[Dataset excerpt]
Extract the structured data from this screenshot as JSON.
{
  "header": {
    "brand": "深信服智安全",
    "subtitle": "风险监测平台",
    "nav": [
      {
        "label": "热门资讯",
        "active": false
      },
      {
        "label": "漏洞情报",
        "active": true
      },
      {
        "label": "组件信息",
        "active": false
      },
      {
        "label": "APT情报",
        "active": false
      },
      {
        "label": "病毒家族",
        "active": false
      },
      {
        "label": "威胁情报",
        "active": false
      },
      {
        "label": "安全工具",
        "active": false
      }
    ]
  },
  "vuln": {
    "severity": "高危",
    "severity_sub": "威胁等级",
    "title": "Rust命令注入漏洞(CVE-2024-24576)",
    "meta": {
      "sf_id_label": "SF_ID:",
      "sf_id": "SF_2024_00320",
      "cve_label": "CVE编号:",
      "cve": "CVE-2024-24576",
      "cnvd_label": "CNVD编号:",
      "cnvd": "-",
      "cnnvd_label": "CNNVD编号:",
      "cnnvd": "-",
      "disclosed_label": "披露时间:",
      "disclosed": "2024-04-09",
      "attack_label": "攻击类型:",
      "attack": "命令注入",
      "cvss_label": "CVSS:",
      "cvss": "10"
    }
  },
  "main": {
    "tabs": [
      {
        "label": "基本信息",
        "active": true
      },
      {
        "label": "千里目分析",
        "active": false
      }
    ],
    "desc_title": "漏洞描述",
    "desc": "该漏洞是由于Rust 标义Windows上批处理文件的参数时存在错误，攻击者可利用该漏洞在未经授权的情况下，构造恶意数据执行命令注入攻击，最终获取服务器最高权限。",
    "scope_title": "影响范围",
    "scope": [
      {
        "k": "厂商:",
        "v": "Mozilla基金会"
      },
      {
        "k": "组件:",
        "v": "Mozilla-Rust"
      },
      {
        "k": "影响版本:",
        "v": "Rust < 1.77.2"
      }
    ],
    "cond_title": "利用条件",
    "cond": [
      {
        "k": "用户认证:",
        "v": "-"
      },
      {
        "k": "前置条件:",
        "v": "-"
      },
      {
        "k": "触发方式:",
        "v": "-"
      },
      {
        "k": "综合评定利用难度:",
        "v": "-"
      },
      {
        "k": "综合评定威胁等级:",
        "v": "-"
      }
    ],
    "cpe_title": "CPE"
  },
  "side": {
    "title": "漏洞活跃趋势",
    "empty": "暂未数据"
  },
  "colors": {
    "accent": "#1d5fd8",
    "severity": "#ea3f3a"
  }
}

WHAT TO WORK ON →
Copy all the records above exactly, missing none.

COMPLETE OUTPUT →
Extract the structured data from this screenshot as JSON.
{
  "header": {
    "brand": "深信服智安全",
    "subtitle": "风险监测平台",
    "nav": [
      {
        "label": "热门资讯",
        "active": false
      },
      {
        "label": "漏洞情报",
        "active": true
      },
      {
        "label": "组件信息",
        "active": false
      },
      {
        "label": "APT情报",
        "active": false
      },
      {
        "label": "病毒家族",
        "active": false
      },
      {
        "label": "威胁情报",
        "active": false
      },
      {
        "label": "安全工具",
        "active": false
      }
    ]
  },
  "vuln": {
    "severity": "高危",
    "severity_sub": "威胁等级",
    "title": "Rust命令注入漏洞(CVE-2024-24576)",
    "meta": {
      "sf_id_label": "SF_ID:",
      "sf_id": "SF_2024_00320",
      "cve_label": "CVE编号:",
      "cve": "CVE-2024-24576",
      "cnvd_label": "CNVD编号:",
      "cnvd": "-",
      "cnnvd_label": "CNNVD编号:",
      "cnnvd": "-",
      "disclosed_label": "披露时间:",
      "disclosed": "2024-04-09",
      "attack_label": "攻击类型:",
      "attack": "命令注入",
      "cvss_label": "CVSS:",
      "cvss": "10"
    }
  },
  "main": {
    "tabs": [
      {
        "label": "基本信息",
        "active": true
      },
      {
        "label": "千里目分析",
        "active": false
      }
    ],
    "desc_title": "漏洞描述",
    "desc": "该漏洞是由于Rust 标义Windows上批处理文件的参数时存在错误，攻击者可利用该漏洞在未经授权的情况下，构造恶意数据执行命令注入攻击，最终获取服务器最高权限。",
    "scope_title": "影响范围",
    "scope": [
      {
        "k": "厂商:",
        "v": "Mozilla基金会"
      },
      {
        "k": "组件:",
        "v": "Mozilla-Rust"
      },
      {
        "k": "影响版本:",
        "v": "Rust < 1.77.2"
      }
    ],
    "cond_title": "利用条件",
    "cond": [
      {
        "k": "用户认证:",
        "v": "-"
      },
      {
        "k": "前置条件:",
        "v": "-"
      },
      {
        "k": "触发方式:",
        "v": "-"
      },
      {
        "k": "综合评定利用难度:",
        "v": "-"
      },
      {
        "k": "综合评定威胁等级:",
        "v": "-"
      }
    ],
    "cpe_title": "CPE"
  },
  "side": {
    "title": "漏洞活跃趋势",
    "empty": "暂未数据"
  },
  "colors": {
    "accent": "#1d5fd8",
    "severity": "#ea3f3a"
  }
}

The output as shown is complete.